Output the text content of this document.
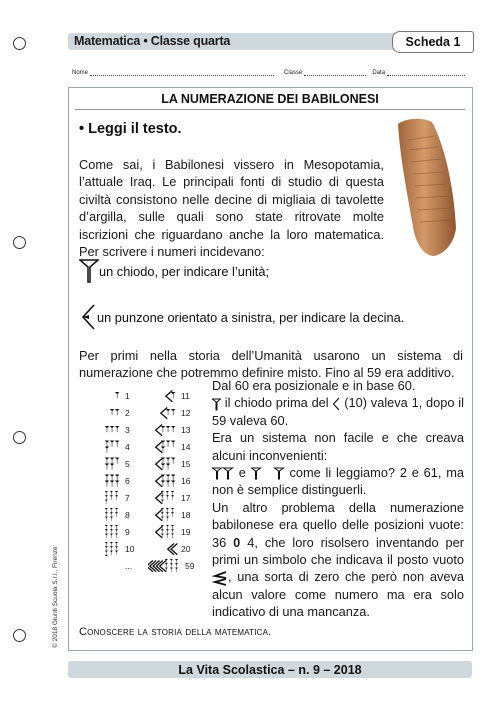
Matematica • Classe quarta	Scheda 1
Nome	Classe	Data
LA NUMERAZIONE DEI BABILONESI
• Leggi il testo.
Come sai, i Babilonesi vissero in Mesopotamia, l’attuale Iraq. Le principali fonti di studio di questa civiltà consistono nelle decine di migliaia di tavolette d’argilla, sulle quali sono state ritrovate molte iscrizioni che riguardano anche la loro matematica. Per scrivere i numeri incidevano:
un chiodo, per indicare l’unità;
un punzone orientato a sinistra, per indicare la decina.
Per primi nella storia dell’Umanità usarono un sistema di numerazione che potremmo definire misto. Fino al 59 era additivo.
1	11
2	12
3	13
4	14
5	15
6	16
7	17
8	18
9	19
10	20
...	59
Dal 60 era posizionale e in base 60.
il chiodo prima del (10) valeva 1, dopo il 59 valeva 60.
Era un sistema non facile e che creava alcuni inconvenienti:
e	come li leggiamo? 2 e 61, ma non è semplice distinguerli.
Un altro problema della numerazione babilonese era quello delle posizioni vuote: 36 0 4, che loro risolsero inventando per primi un simbolo che indicava il posto vuoto , una sorta di zero che però non aveva alcun valore come numero ma era solo indicativo di una mancanza.
Conoscere la storia della matematica.
La Vita Scolastica – n. 9 – 2018
© 2018 Giunti Scuola S.r.l., Firenze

----------------------------------------

* **WORK TO DO**
Respond with nothing but the number of lines in the entries that contain the string "della".

* **EXERCISE RESULT**
2